## Begin

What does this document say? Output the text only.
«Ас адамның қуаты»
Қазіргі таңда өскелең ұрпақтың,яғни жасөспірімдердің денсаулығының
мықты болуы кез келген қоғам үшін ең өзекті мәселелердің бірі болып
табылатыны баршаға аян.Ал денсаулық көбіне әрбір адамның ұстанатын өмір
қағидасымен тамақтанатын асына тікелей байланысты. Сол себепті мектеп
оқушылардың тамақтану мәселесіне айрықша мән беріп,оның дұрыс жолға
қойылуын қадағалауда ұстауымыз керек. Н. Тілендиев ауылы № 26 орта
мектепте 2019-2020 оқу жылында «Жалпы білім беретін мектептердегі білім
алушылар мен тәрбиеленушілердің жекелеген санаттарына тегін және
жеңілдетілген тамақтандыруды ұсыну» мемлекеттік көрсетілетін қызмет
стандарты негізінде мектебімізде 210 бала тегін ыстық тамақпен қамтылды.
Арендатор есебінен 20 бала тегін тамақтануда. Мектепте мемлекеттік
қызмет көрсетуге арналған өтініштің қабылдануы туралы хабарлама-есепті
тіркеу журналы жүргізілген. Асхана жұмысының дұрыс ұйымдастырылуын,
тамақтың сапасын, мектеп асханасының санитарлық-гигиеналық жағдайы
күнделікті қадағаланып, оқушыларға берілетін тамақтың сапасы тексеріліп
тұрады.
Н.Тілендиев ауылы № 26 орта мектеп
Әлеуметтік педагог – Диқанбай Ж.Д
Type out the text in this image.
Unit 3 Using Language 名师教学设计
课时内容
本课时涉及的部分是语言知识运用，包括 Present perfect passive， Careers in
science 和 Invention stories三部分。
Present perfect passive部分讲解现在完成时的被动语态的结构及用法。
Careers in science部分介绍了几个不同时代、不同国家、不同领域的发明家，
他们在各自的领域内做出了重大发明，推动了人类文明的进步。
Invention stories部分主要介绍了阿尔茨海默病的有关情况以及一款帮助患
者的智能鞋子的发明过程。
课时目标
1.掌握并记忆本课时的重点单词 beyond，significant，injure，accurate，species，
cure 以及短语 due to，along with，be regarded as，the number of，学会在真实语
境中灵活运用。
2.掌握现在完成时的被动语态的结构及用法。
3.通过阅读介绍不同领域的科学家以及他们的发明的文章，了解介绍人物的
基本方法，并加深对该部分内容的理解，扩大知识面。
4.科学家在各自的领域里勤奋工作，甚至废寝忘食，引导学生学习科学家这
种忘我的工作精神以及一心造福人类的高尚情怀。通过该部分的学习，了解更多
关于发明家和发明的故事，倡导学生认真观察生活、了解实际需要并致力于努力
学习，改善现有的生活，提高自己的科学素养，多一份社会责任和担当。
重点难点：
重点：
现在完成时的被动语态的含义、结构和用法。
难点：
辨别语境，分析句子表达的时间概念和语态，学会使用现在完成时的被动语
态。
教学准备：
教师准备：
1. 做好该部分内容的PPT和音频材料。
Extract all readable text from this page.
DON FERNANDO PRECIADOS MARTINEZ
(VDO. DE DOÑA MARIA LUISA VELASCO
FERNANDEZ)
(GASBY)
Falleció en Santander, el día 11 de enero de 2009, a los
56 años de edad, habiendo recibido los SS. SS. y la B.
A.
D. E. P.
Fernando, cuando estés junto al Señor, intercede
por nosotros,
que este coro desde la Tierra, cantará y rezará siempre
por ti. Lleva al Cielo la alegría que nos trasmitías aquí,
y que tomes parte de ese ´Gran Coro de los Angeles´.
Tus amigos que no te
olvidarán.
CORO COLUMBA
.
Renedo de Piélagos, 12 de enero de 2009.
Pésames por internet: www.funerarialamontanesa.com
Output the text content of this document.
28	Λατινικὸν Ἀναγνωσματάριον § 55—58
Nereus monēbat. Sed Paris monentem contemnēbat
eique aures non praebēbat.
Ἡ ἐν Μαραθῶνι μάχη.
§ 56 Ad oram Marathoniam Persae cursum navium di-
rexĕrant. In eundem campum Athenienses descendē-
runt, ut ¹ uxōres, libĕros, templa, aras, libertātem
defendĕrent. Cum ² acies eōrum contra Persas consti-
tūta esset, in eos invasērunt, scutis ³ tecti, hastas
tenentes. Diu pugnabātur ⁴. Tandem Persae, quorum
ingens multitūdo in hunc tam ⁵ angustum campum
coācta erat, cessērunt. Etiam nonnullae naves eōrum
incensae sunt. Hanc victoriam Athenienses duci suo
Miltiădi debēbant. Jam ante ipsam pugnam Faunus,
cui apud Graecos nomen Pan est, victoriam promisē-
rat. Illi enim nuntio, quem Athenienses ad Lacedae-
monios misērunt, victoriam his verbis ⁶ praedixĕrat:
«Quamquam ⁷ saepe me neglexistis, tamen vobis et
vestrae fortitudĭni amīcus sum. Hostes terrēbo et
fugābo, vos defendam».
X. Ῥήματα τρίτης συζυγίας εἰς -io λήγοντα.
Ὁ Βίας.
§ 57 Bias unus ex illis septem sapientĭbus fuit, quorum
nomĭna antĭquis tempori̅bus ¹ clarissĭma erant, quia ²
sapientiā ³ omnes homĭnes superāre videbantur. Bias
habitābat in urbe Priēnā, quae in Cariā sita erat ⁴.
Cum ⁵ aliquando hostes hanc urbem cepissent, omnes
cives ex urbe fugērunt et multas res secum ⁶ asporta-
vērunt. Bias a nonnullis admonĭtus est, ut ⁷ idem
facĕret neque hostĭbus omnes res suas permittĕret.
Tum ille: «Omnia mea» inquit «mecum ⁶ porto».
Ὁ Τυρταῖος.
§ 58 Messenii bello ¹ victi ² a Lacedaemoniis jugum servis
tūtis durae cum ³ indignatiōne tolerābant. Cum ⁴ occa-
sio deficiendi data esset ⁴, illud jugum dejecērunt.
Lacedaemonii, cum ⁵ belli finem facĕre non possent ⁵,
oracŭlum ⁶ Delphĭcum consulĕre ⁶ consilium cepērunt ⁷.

## End

• **Task prompt**: Extract all lines from the data in which "eōrum" is found.

• **Final result**:
defendĕrent. Cum ² acies eōrum contra Persas consti-
coācta erat, cessērunt. Etiam nonnullae naves eōrum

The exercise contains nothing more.